↓
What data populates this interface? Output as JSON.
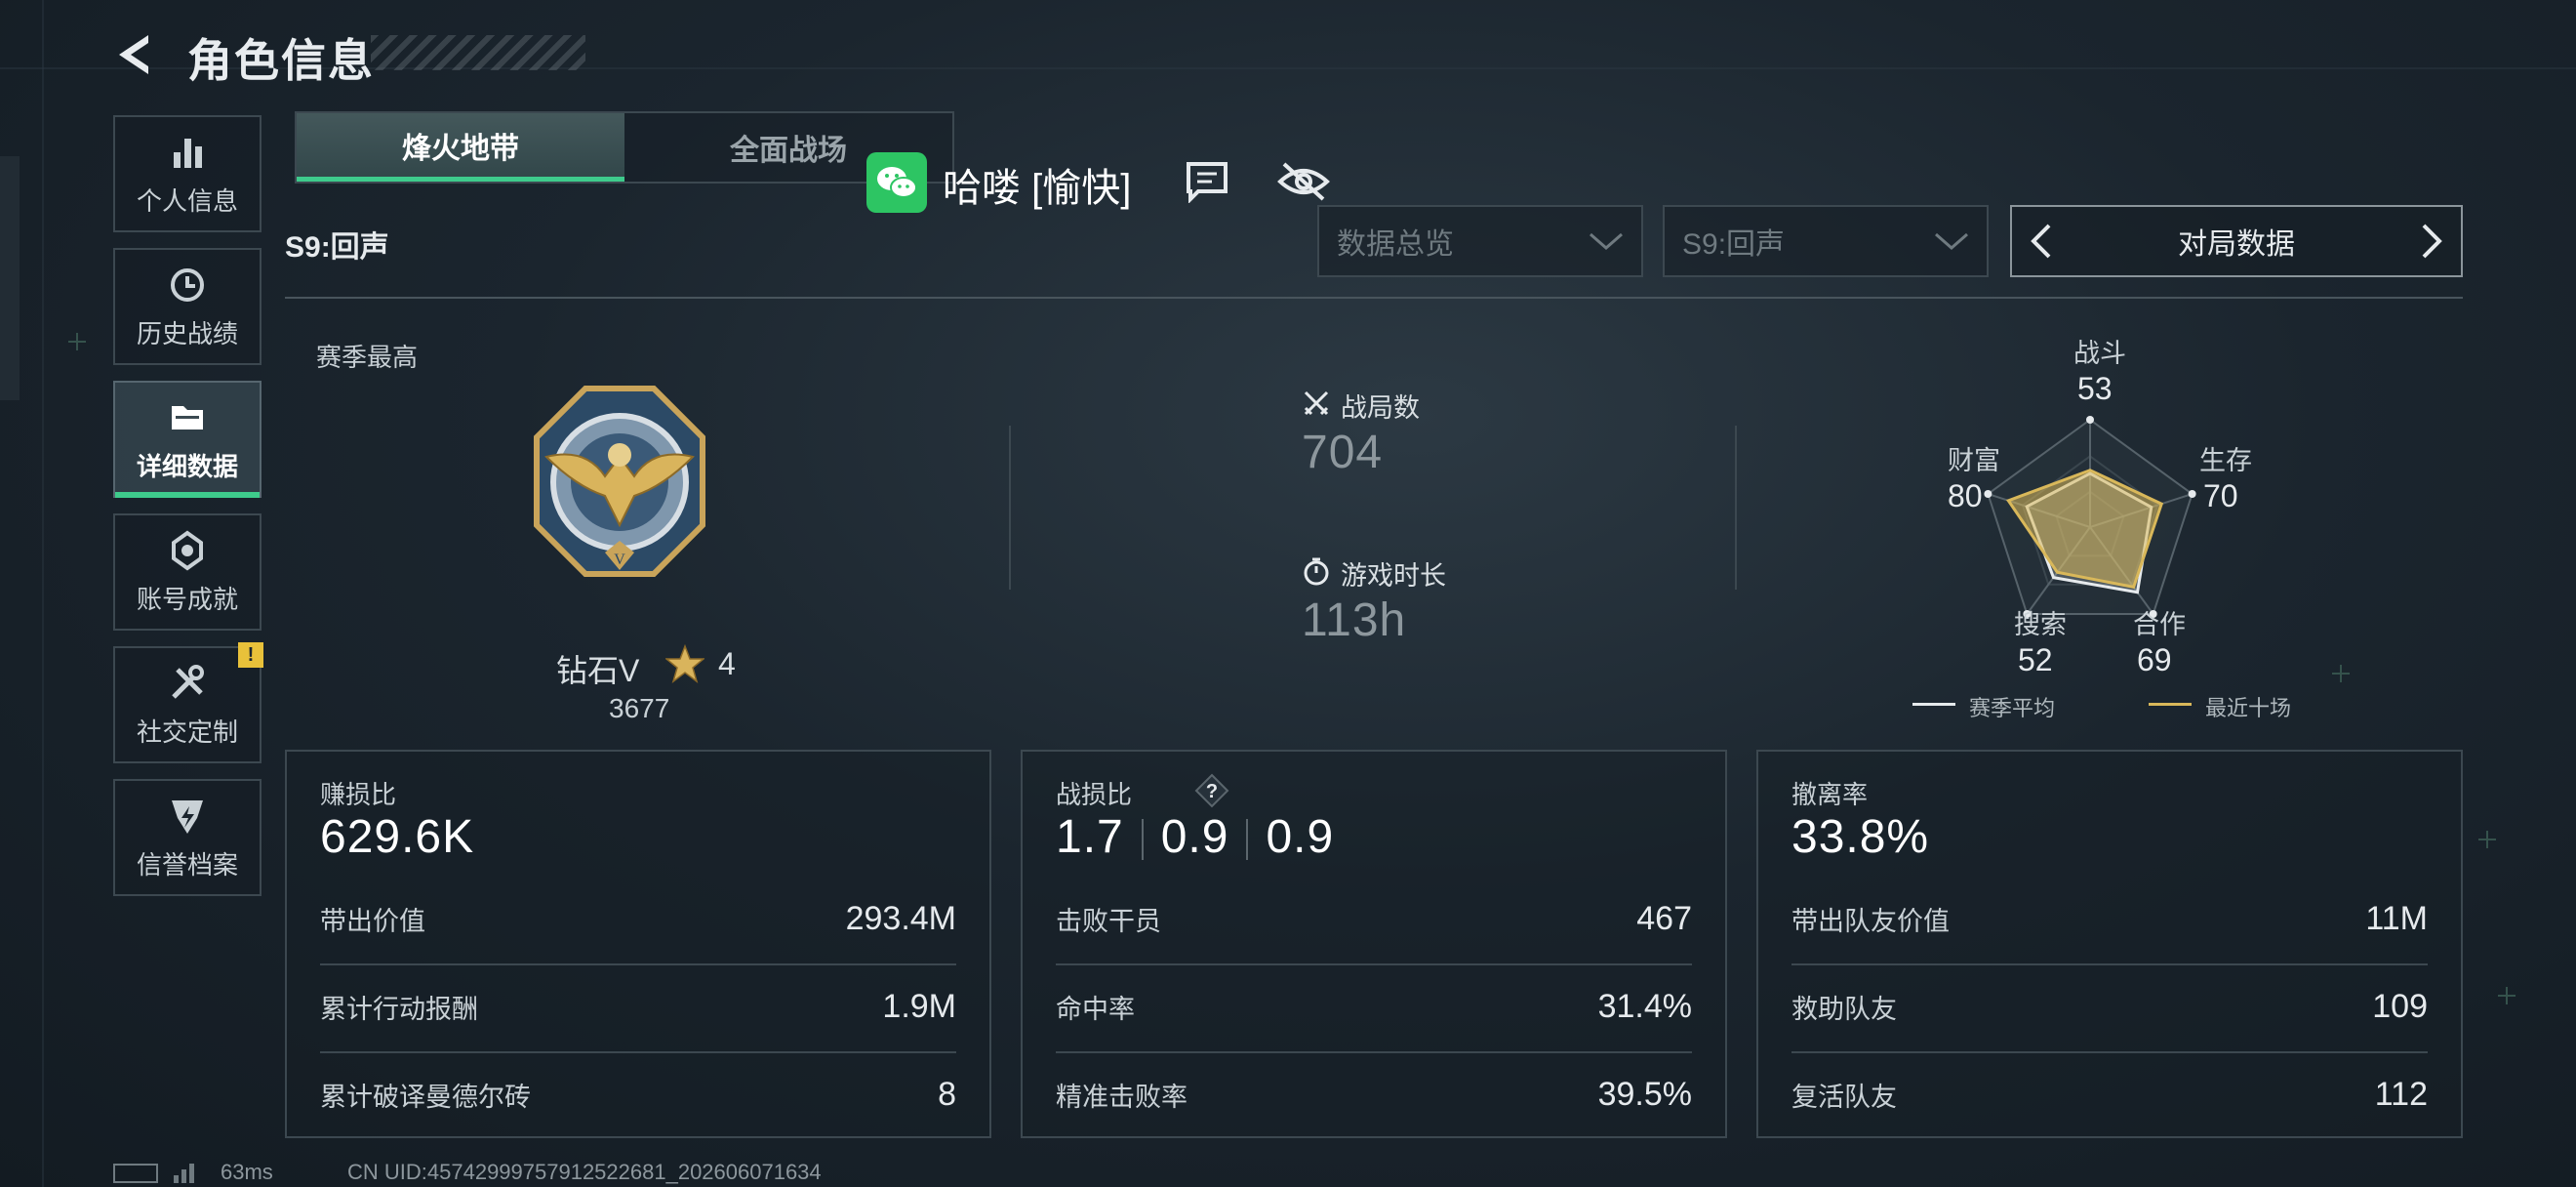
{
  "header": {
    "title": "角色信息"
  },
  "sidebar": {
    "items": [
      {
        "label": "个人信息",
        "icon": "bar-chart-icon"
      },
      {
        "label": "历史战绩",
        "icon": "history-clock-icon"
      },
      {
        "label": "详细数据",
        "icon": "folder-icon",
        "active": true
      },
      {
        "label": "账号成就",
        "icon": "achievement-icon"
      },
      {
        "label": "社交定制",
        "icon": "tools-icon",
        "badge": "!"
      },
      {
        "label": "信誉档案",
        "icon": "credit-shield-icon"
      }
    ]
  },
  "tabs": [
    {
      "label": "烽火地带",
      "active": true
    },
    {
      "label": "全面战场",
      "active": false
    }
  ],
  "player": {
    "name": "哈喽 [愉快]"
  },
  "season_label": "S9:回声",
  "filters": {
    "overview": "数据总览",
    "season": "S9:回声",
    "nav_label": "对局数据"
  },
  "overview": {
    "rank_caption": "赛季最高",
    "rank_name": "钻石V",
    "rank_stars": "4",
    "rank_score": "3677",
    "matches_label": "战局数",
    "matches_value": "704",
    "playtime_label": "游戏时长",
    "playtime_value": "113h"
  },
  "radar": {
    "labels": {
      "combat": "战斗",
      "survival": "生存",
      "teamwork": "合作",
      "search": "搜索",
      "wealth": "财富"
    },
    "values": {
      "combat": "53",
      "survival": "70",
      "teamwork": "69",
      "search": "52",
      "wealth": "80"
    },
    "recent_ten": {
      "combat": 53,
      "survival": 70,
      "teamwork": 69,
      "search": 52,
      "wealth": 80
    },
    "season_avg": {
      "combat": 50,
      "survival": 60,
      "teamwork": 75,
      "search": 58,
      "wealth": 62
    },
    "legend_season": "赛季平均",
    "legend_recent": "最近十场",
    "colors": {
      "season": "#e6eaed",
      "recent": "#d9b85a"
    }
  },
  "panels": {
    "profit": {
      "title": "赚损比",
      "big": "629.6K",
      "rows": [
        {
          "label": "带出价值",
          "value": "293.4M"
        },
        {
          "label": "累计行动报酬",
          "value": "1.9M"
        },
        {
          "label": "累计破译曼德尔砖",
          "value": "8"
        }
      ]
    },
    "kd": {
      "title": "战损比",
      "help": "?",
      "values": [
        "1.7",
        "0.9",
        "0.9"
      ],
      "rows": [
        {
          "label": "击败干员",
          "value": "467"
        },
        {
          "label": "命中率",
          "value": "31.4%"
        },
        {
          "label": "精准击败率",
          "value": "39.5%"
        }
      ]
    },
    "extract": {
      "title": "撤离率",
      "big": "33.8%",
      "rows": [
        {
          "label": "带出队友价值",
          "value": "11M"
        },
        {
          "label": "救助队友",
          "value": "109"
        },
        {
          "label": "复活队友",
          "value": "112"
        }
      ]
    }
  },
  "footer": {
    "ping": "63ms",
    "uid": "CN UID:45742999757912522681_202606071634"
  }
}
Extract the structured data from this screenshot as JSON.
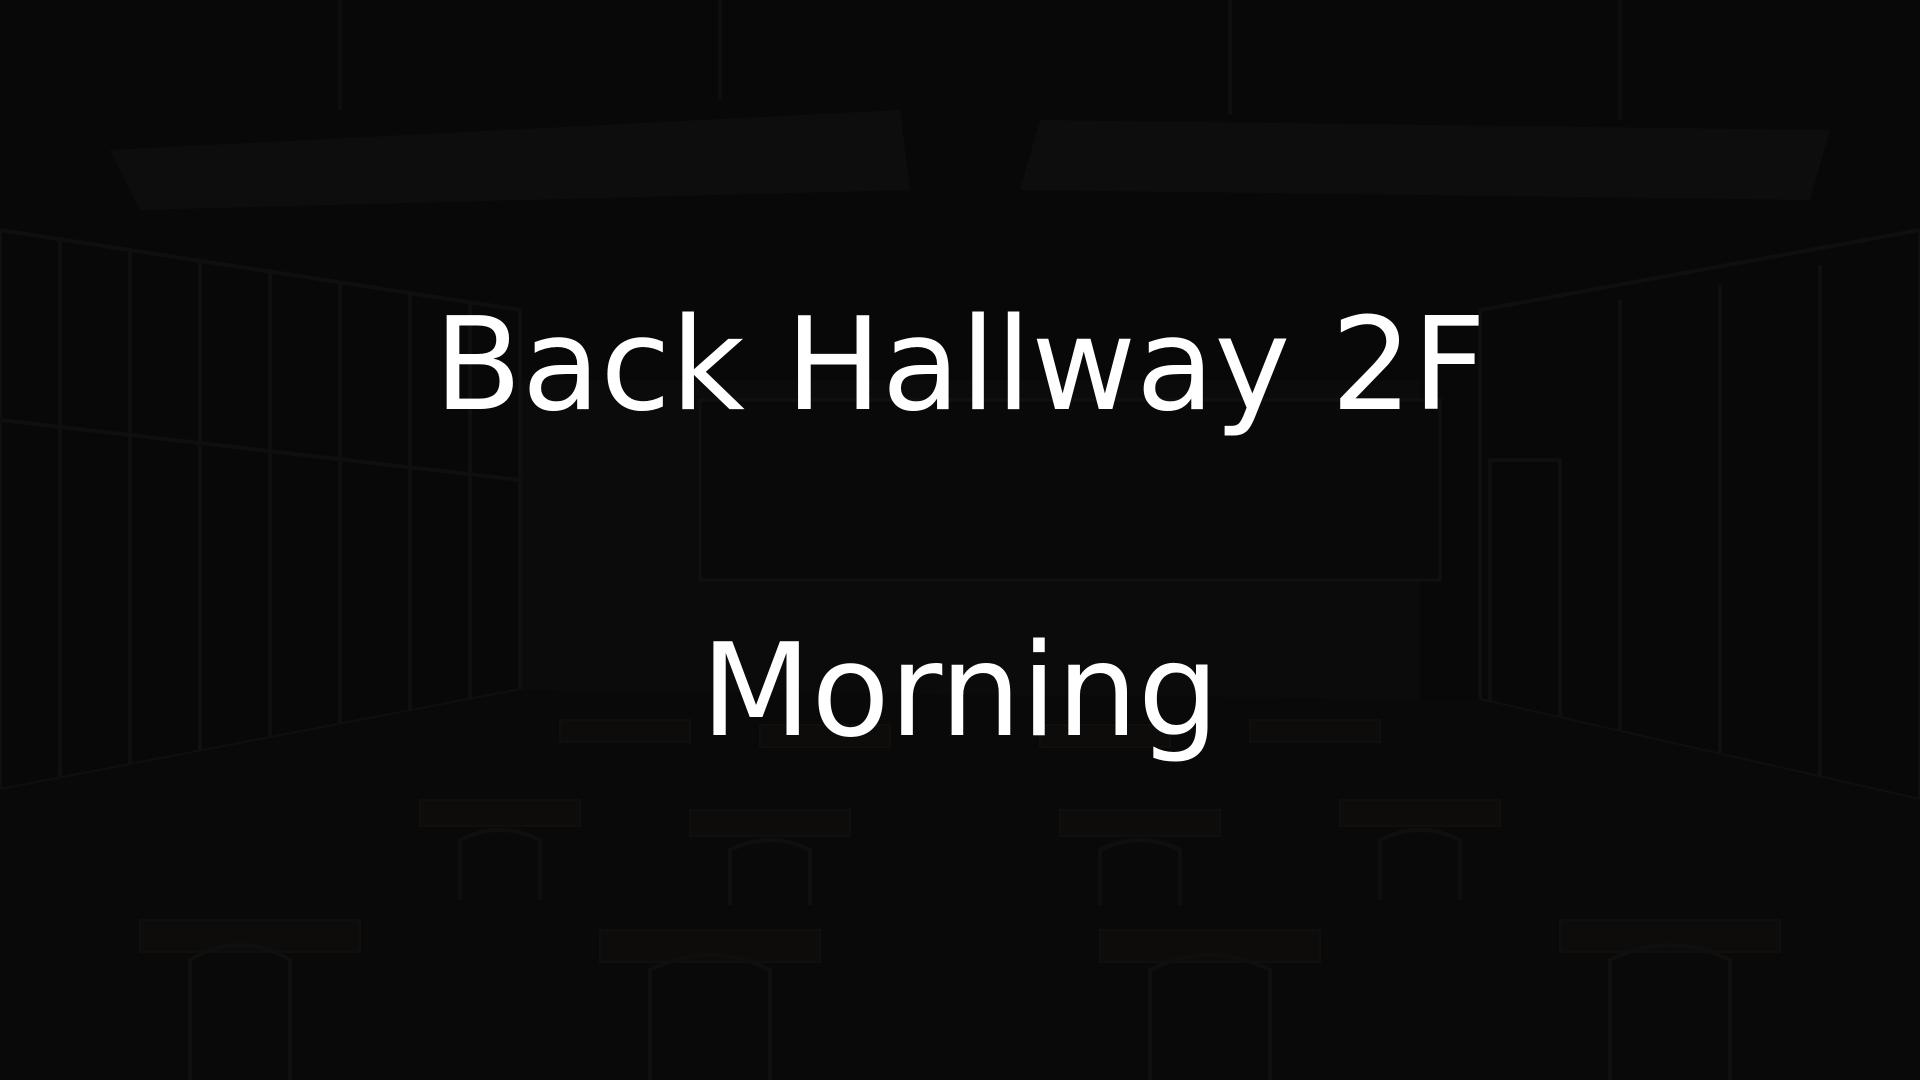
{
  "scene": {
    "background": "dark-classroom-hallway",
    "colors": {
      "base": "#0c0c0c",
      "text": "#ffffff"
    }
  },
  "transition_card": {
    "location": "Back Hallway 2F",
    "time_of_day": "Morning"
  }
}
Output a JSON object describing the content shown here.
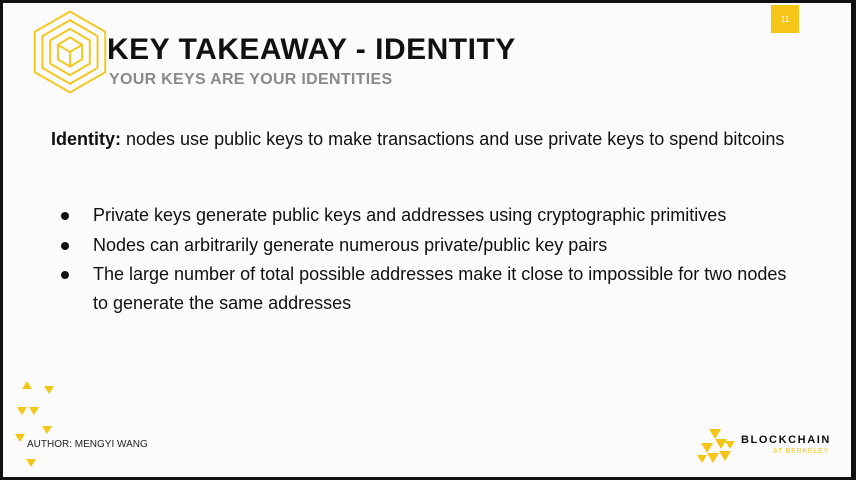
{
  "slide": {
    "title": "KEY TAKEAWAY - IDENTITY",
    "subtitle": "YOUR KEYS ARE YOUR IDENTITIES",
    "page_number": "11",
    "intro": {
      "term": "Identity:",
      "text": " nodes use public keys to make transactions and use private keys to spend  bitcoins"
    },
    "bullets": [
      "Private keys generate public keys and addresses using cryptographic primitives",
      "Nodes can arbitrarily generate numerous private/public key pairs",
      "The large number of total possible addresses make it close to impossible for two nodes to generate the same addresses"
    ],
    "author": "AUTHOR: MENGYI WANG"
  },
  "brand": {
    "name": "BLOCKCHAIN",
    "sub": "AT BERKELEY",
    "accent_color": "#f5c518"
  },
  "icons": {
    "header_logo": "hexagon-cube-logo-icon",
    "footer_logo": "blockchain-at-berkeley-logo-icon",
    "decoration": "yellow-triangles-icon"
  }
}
↑
Problem to solve =
Return the whole listing, word for word, and leave out every picture.

Result of the task =
What data populates this interface? Output as JSON.
{
  "header": {
    "title": "角色信息"
  },
  "sidebar": {
    "items": [
      {
        "label": "个人信息",
        "icon": "bar-chart-icon"
      },
      {
        "label": "历史战绩",
        "icon": "history-clock-icon"
      },
      {
        "label": "详细数据",
        "icon": "folder-icon",
        "active": true
      },
      {
        "label": "账号成就",
        "icon": "achievement-icon"
      },
      {
        "label": "社交定制",
        "icon": "tools-icon",
        "badge": "!"
      },
      {
        "label": "信誉档案",
        "icon": "credit-shield-icon"
      }
    ]
  },
  "tabs": [
    {
      "label": "烽火地带",
      "active": true
    },
    {
      "label": "全面战场",
      "active": false
    }
  ],
  "player": {
    "name": "哈喽 [愉快]"
  },
  "season_label": "S9:回声",
  "filters": {
    "overview": "数据总览",
    "season": "S9:回声",
    "nav_label": "对局数据"
  },
  "overview": {
    "rank_caption": "赛季最高",
    "rank_name": "钻石V",
    "rank_stars": "4",
    "rank_score": "3677",
    "matches_label": "战局数",
    "matches_value": "704",
    "playtime_label": "游戏时长",
    "playtime_value": "113h"
  },
  "radar": {
    "labels": {
      "combat": "战斗",
      "survival": "生存",
      "teamwork": "合作",
      "search": "搜索",
      "wealth": "财富"
    },
    "values": {
      "combat": "53",
      "survival": "70",
      "teamwork": "69",
      "search": "52",
      "wealth": "80"
    },
    "recent_ten": {
      "combat": 53,
      "survival": 70,
      "teamwork": 69,
      "search": 52,
      "wealth": 80
    },
    "season_avg": {
      "combat": 50,
      "survival": 60,
      "teamwork": 75,
      "search": 58,
      "wealth": 62
    },
    "legend_season": "赛季平均",
    "legend_recent": "最近十场",
    "colors": {
      "season": "#e6eaed",
      "recent": "#d9b85a"
    }
  },
  "panels": {
    "profit": {
      "title": "赚损比",
      "big": "629.6K",
      "rows": [
        {
          "label": "带出价值",
          "value": "293.4M"
        },
        {
          "label": "累计行动报酬",
          "value": "1.9M"
        },
        {
          "label": "累计破译曼德尔砖",
          "value": "8"
        }
      ]
    },
    "kd": {
      "title": "战损比",
      "help": "?",
      "values": [
        "1.7",
        "0.9",
        "0.9"
      ],
      "rows": [
        {
          "label": "击败干员",
          "value": "467"
        },
        {
          "label": "命中率",
          "value": "31.4%"
        },
        {
          "label": "精准击败率",
          "value": "39.5%"
        }
      ]
    },
    "extract": {
      "title": "撤离率",
      "big": "33.8%",
      "rows": [
        {
          "label": "带出队友价值",
          "value": "11M"
        },
        {
          "label": "救助队友",
          "value": "109"
        },
        {
          "label": "复活队友",
          "value": "112"
        }
      ]
    }
  },
  "footer": {
    "ping": "63ms",
    "uid": "CN UID:45742999757912522681_202606071634"
  }
}
Extract the structured data from this screenshot as JSON.
{
  "scene": {
    "background": "dark-classroom-hallway",
    "colors": {
      "base": "#0c0c0c",
      "text": "#ffffff"
    }
  },
  "transition_card": {
    "location": "Back Hallway 2F",
    "time_of_day": "Morning"
  }
}
Output a JSON object describing the content shown here.
{
  "slide": {
    "title": "KEY TAKEAWAY - IDENTITY",
    "subtitle": "YOUR KEYS ARE YOUR IDENTITIES",
    "page_number": "11",
    "intro": {
      "term": "Identity:",
      "text": " nodes use public keys to make transactions and use private keys to spend  bitcoins"
    },
    "bullets": [
      "Private keys generate public keys and addresses using cryptographic primitives",
      "Nodes can arbitrarily generate numerous private/public key pairs",
      "The large number of total possible addresses make it close to impossible for two nodes to generate the same addresses"
    ],
    "author": "AUTHOR: MENGYI WANG"
  },
  "brand": {
    "name": "BLOCKCHAIN",
    "sub": "AT BERKELEY",
    "accent_color": "#f5c518"
  },
  "icons": {
    "header_logo": "hexagon-cube-logo-icon",
    "footer_logo": "blockchain-at-berkeley-logo-icon",
    "decoration": "yellow-triangles-icon"
  }
}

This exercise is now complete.